◆ Directions
State the count of lines below in which the word "JSON" appears, and add nothing.

[Records from a data source]
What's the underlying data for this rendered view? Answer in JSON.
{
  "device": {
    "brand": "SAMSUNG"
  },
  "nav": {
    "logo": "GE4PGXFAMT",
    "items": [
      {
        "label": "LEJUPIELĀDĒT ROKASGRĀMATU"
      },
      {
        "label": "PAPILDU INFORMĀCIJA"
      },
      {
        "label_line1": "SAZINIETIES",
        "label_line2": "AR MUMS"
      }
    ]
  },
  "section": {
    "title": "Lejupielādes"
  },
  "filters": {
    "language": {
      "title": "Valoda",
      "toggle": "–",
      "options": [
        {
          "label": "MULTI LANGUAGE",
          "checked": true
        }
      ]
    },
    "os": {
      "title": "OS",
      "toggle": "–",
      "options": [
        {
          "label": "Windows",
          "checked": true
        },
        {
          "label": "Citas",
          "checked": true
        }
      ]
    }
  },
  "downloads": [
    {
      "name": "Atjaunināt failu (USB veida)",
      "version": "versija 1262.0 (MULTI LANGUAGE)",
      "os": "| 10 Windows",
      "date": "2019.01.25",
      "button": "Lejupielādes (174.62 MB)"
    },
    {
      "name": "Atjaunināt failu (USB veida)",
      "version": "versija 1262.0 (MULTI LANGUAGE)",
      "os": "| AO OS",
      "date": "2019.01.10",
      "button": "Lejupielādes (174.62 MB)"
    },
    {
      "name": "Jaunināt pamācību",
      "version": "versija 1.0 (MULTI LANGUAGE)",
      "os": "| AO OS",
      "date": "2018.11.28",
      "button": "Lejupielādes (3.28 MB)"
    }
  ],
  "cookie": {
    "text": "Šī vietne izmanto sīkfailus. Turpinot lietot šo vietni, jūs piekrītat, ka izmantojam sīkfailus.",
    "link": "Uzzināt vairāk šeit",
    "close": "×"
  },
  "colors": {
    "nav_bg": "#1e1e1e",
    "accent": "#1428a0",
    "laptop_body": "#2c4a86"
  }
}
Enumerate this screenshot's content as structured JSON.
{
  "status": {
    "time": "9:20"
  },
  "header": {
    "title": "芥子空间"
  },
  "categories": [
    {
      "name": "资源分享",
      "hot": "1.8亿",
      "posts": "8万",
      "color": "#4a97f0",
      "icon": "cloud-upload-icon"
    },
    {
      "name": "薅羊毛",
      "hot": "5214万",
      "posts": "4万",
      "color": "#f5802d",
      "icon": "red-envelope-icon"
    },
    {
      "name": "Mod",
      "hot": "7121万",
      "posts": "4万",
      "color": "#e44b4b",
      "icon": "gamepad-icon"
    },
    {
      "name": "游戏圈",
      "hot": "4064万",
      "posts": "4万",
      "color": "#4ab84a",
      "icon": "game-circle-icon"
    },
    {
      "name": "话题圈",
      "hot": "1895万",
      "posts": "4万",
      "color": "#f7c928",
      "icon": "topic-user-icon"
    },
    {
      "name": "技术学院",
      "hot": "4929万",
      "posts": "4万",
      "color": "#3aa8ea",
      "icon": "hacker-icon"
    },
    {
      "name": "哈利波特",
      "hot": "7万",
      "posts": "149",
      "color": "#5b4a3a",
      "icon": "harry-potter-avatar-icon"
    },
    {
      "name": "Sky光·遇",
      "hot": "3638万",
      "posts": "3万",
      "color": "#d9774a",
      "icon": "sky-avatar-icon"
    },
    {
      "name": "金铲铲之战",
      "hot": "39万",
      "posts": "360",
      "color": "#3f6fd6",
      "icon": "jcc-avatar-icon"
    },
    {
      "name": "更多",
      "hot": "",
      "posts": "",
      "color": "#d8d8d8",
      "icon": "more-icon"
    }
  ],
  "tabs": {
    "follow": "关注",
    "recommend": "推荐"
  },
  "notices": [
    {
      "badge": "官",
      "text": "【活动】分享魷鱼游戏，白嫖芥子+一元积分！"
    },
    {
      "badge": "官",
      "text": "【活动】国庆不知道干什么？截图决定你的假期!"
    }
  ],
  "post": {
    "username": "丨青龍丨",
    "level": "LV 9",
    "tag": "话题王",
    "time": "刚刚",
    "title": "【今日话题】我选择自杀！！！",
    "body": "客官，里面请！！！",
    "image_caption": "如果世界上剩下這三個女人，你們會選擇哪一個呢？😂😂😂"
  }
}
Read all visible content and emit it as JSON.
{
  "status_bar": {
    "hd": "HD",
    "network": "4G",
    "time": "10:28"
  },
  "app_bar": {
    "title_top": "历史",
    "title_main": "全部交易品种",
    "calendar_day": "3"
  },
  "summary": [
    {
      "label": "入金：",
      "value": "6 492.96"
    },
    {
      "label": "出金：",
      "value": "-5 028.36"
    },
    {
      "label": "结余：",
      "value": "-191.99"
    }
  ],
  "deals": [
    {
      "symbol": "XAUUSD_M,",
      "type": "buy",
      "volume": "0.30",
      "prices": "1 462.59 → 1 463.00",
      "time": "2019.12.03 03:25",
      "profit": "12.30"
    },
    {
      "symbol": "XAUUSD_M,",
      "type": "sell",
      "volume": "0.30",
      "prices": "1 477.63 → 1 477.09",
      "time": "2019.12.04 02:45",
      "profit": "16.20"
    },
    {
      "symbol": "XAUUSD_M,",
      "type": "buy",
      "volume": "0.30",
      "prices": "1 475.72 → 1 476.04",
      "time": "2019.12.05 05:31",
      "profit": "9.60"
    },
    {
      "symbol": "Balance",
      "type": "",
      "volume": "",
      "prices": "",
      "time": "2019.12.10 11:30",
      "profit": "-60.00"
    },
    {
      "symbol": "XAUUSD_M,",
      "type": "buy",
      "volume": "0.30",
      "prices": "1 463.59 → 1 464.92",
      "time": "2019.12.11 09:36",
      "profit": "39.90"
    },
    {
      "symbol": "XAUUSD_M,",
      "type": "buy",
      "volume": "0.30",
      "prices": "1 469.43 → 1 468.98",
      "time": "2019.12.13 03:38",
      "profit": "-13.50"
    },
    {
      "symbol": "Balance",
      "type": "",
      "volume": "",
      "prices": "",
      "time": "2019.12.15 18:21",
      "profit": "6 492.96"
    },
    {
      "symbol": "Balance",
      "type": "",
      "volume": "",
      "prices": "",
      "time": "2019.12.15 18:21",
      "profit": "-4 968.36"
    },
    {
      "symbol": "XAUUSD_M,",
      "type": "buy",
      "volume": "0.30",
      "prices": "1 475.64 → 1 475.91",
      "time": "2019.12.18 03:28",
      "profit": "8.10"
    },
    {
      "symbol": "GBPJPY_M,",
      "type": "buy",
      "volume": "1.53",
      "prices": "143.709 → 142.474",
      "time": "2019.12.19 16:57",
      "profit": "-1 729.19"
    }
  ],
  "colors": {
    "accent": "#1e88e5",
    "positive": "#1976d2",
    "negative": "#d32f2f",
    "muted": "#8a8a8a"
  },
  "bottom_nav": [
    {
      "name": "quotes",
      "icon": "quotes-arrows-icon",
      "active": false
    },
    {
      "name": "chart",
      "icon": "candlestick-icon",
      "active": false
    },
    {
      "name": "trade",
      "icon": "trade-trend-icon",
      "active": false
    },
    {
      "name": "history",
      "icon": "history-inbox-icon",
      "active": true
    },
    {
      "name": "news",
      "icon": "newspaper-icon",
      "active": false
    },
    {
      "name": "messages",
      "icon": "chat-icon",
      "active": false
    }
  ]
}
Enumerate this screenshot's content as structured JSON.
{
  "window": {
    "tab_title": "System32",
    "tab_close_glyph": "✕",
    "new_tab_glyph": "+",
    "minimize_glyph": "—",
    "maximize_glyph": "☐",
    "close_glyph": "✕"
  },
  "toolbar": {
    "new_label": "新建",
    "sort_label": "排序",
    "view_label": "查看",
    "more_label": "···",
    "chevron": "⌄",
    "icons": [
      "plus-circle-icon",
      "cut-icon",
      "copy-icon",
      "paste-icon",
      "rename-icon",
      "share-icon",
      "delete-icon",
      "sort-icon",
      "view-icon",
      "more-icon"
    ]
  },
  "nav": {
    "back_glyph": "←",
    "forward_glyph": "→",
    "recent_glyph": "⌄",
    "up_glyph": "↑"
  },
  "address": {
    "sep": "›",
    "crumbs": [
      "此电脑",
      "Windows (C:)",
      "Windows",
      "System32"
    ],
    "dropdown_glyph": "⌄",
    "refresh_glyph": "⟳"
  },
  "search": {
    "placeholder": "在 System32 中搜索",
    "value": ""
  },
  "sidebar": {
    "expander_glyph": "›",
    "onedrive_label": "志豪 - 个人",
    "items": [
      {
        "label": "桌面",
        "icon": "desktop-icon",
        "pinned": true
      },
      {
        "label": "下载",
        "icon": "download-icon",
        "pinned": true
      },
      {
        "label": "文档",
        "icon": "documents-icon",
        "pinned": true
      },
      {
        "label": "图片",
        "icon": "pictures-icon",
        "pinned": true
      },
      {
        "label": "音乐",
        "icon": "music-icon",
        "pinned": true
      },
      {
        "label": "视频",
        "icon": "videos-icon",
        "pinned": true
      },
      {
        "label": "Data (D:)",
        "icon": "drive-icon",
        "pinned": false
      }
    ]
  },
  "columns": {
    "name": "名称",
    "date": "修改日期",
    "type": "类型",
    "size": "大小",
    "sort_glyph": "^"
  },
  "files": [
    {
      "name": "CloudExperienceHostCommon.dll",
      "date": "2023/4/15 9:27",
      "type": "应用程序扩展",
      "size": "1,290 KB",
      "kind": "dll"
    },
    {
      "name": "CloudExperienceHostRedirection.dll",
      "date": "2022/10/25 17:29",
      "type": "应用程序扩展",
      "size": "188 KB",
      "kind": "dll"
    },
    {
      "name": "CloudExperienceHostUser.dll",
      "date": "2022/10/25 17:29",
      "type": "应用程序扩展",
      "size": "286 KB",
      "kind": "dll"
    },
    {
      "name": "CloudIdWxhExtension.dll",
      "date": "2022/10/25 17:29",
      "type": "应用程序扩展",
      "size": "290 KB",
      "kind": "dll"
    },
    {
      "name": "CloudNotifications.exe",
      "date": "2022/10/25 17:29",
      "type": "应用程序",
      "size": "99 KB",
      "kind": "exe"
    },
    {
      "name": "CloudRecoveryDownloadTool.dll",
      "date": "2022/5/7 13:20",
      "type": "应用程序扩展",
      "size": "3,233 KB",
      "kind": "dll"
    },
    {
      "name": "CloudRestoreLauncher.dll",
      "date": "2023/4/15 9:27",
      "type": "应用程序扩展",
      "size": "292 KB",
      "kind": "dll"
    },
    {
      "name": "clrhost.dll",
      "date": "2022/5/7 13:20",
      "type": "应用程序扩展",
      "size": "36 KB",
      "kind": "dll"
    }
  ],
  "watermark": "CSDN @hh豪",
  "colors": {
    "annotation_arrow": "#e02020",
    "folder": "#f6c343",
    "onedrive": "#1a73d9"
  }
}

◆ Answer to this problem
4